— start of Recorded data —

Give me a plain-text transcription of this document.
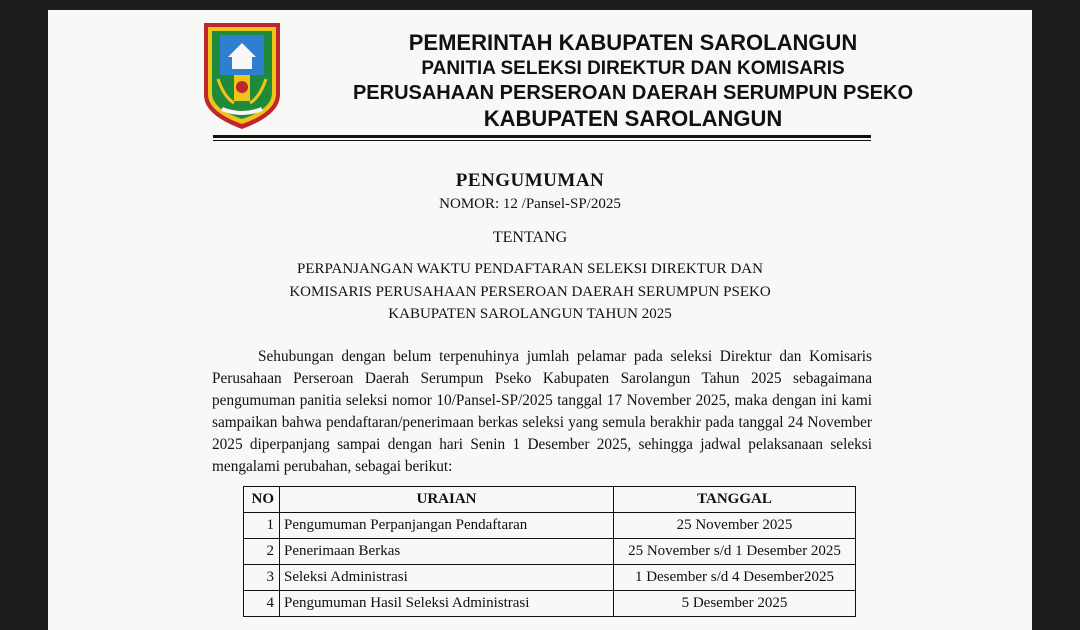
PEMERINTAH KABUPATEN SAROLANGUN
PANITIA SELEKSI DIREKTUR DAN KOMISARIS
PERUSAHAAN PERSEROAN DAERAH SERUMPUN PSEKO
KABUPATEN SAROLANGUN
PENGUMUMAN
NOMOR: 12 /Pansel-SP/2025
TENTANG
PERPANJANGAN WAKTU PENDAFTARAN SELEKSI DIREKTUR DAN
KOMISARIS PERUSAHAAN PERSEROAN DAERAH SERUMPUN PSEKO
KABUPATEN SAROLANGUN TAHUN 2025
Sehubungan dengan belum terpenuhinya jumlah pelamar pada seleksi Direktur dan Komisaris Perusahaan Perseroan Daerah Serumpun Pseko Kabupaten Sarolangun Tahun 2025 sebagaimana pengumuman panitia seleksi nomor 10/Pansel-SP/2025 tanggal 17 November 2025, maka dengan ini kami sampaikan bahwa pendaftaran/penerimaan berkas seleksi yang semula berakhir pada tanggal 24 November 2025 diperpanjang sampai dengan hari Senin 1 Desember 2025, sehingga jadwal pelaksanaan seleksi mengalami perubahan, sebagai berikut:
NO	URAIAN	TANGGAL
1	Pengumuman Perpanjangan Pendaftaran	25 November 2025
2	Penerimaan Berkas	25 November s/d 1 Desember 2025
3	Seleksi Administrasi	1 Desember s/d 4 Desember2025
4	Pengumuman Hasil Seleksi Administrasi	5 Desember 2025
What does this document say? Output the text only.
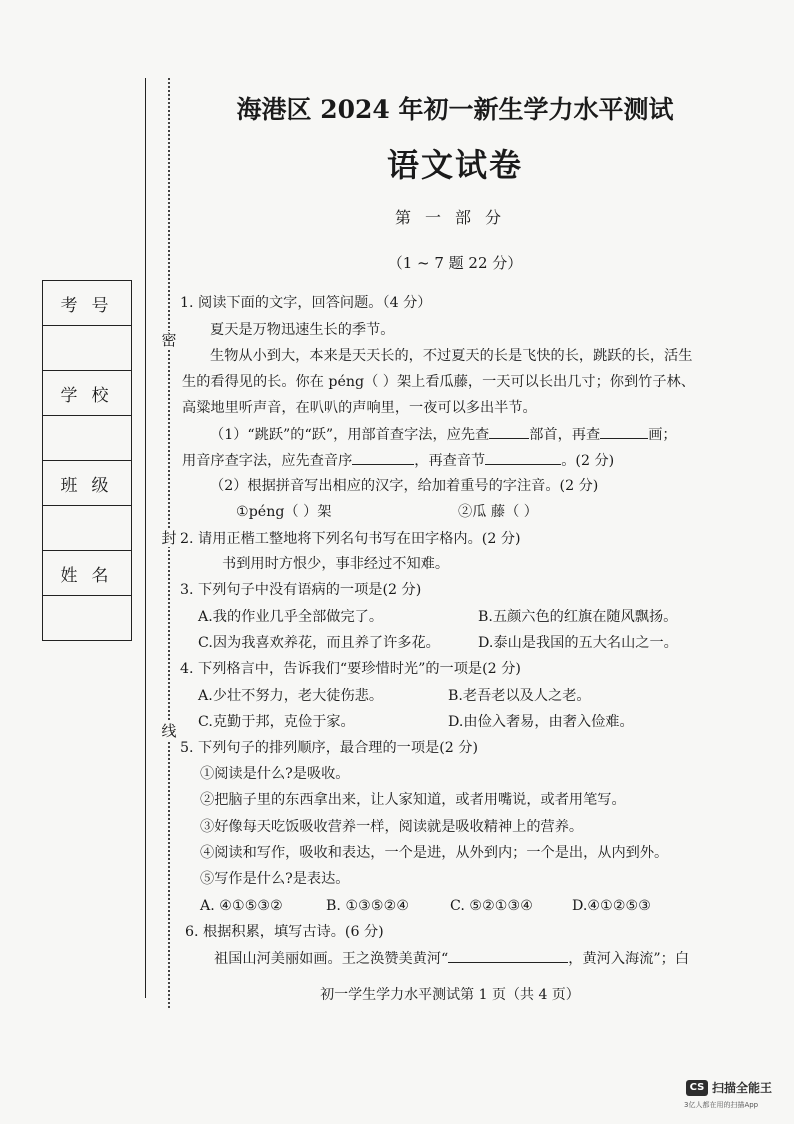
密
封
线
考号

学校

班级

姓名

海港区 2024 年初一新生学力水平测试
语文试卷
第一部分
（1 ~ 7 题 22 分）
1. 阅读下面的文字，回答问题。（4 分）
夏天是万物迅速生长的季节。
生物从小到大，本来是天天长的，不过夏天的长是飞快的长，跳跃的长，活生
生的看得见的长。你在 péng（ ）架上看瓜藤，一天可以长出几寸；你到竹子林、
高粱地里听声音，在叭叭的声响里，一夜可以多出半节。
（1）“跳跃”的“跃”，用部首查字法，应先查	部首，再查	画；
用音序查字法，应先查音序	，再查音节	。(2 分)
（2）根据拼音写出相应的汉字，给加着重号的字注音。(2 分)
①péng（ ）架	②瓜 藤（ ）
2. 请用正楷工整地将下列名句书写在田字格内。(2 分)
书到用时方恨少，事非经过不知难。
3. 下列句子中没有语病的一项是(2 分)
A.我的作业几乎全部做完了。	B.五颜六色的红旗在随风飘扬。
C.因为我喜欢养花，而且养了许多花。	D.泰山是我国的五大名山之一。
4. 下列格言中，告诉我们“要珍惜时光”的一项是(2 分)
A.少壮不努力，老大徒伤悲。	B.老吾老以及人之老。
C.克勤于邦，克俭于家。	D.由俭入奢易，由奢入俭难。
5. 下列句子的排列顺序，最合理的一项是(2 分)
①阅读是什么?是吸收。
②把脑子里的东西拿出来，让人家知道，或者用嘴说，或者用笔写。
③好像每天吃饭吸收营养一样，阅读就是吸收精神上的营养。
④阅读和写作，吸收和表达，一个是进，从外到内；一个是出，从内到外。
⑤写作是什么?是表达。
A. ④①⑤③②	B. ①③⑤②④	C. ⑤②①③④	D.④①②⑤③
6. 根据积累，填写古诗。(6 分)
祖国山河美丽如画。王之涣赞美黄河“	，黄河入海流”；白
初一学生学力水平测试第 1 页（共 4 页）
CS 扫描全能王
3亿人都在用的扫描App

— end of Recorded data —

Each line of the material must be retyped exactly, except that images are omitted.

Give me a plain-text transcription of this document.
PEMERINTAH KABUPATEN SAROLANGUN
PANITIA SELEKSI DIREKTUR DAN KOMISARIS
PERUSAHAAN PERSEROAN DAERAH SERUMPUN PSEKO
KABUPATEN SAROLANGUN
PENGUMUMAN
NOMOR: 12 /Pansel-SP/2025
TENTANG
PERPANJANGAN WAKTU PENDAFTARAN SELEKSI DIREKTUR DAN
KOMISARIS PERUSAHAAN PERSEROAN DAERAH SERUMPUN PSEKO
KABUPATEN SAROLANGUN TAHUN 2025
Sehubungan dengan belum terpenuhinya jumlah pelamar pada seleksi Direktur dan Komisaris Perusahaan Perseroan Daerah Serumpun Pseko Kabupaten Sarolangun Tahun 2025 sebagaimana pengumuman panitia seleksi nomor 10/Pansel-SP/2025 tanggal 17 November 2025, maka dengan ini kami sampaikan bahwa pendaftaran/penerimaan berkas seleksi yang semula berakhir pada tanggal 24 November 2025 diperpanjang sampai dengan hari Senin 1 Desember 2025, sehingga jadwal pelaksanaan seleksi mengalami perubahan, sebagai berikut:
NO	URAIAN	TANGGAL
1	Pengumuman Perpanjangan Pendaftaran	25 November 2025
2	Penerimaan Berkas	25 November s/d 1 Desember 2025
3	Seleksi Administrasi	1 Desember s/d 4 Desember2025
4	Pengumuman Hasil Seleksi Administrasi	5 Desember 2025
What does this document say? Output the text only.
密
封
线
考号

学校

班级

姓名

海港区 2024 年初一新生学力水平测试
语文试卷
第一部分
（1 ~ 7 题 22 分）
1. 阅读下面的文字，回答问题。（4 分）
夏天是万物迅速生长的季节。
生物从小到大，本来是天天长的，不过夏天的长是飞快的长，跳跃的长，活生
生的看得见的长。你在 péng（ ）架上看瓜藤，一天可以长出几寸；你到竹子林、
高粱地里听声音，在叭叭的声响里，一夜可以多出半节。
（1）“跳跃”的“跃”，用部首查字法，应先查	部首，再查	画；
用音序查字法，应先查音序	，再查音节	。(2 分)
（2）根据拼音写出相应的汉字，给加着重号的字注音。(2 分)
①péng（ ）架	②瓜 藤（ ）
2. 请用正楷工整地将下列名句书写在田字格内。(2 分)
书到用时方恨少，事非经过不知难。
3. 下列句子中没有语病的一项是(2 分)
A.我的作业几乎全部做完了。	B.五颜六色的红旗在随风飘扬。
C.因为我喜欢养花，而且养了许多花。	D.泰山是我国的五大名山之一。
4. 下列格言中，告诉我们“要珍惜时光”的一项是(2 分)
A.少壮不努力，老大徒伤悲。	B.老吾老以及人之老。
C.克勤于邦，克俭于家。	D.由俭入奢易，由奢入俭难。
5. 下列句子的排列顺序，最合理的一项是(2 分)
①阅读是什么?是吸收。
②把脑子里的东西拿出来，让人家知道，或者用嘴说，或者用笔写。
③好像每天吃饭吸收营养一样，阅读就是吸收精神上的营养。
④阅读和写作，吸收和表达，一个是进，从外到内；一个是出，从内到外。
⑤写作是什么?是表达。
A. ④①⑤③②	B. ①③⑤②④	C. ⑤②①③④	D.④①②⑤③
6. 根据积累，填写古诗。(6 分)
祖国山河美丽如画。王之涣赞美黄河“	，黄河入海流”；白
初一学生学力水平测试第 1 页（共 4 页）
CS 扫描全能王
3亿人都在用的扫描App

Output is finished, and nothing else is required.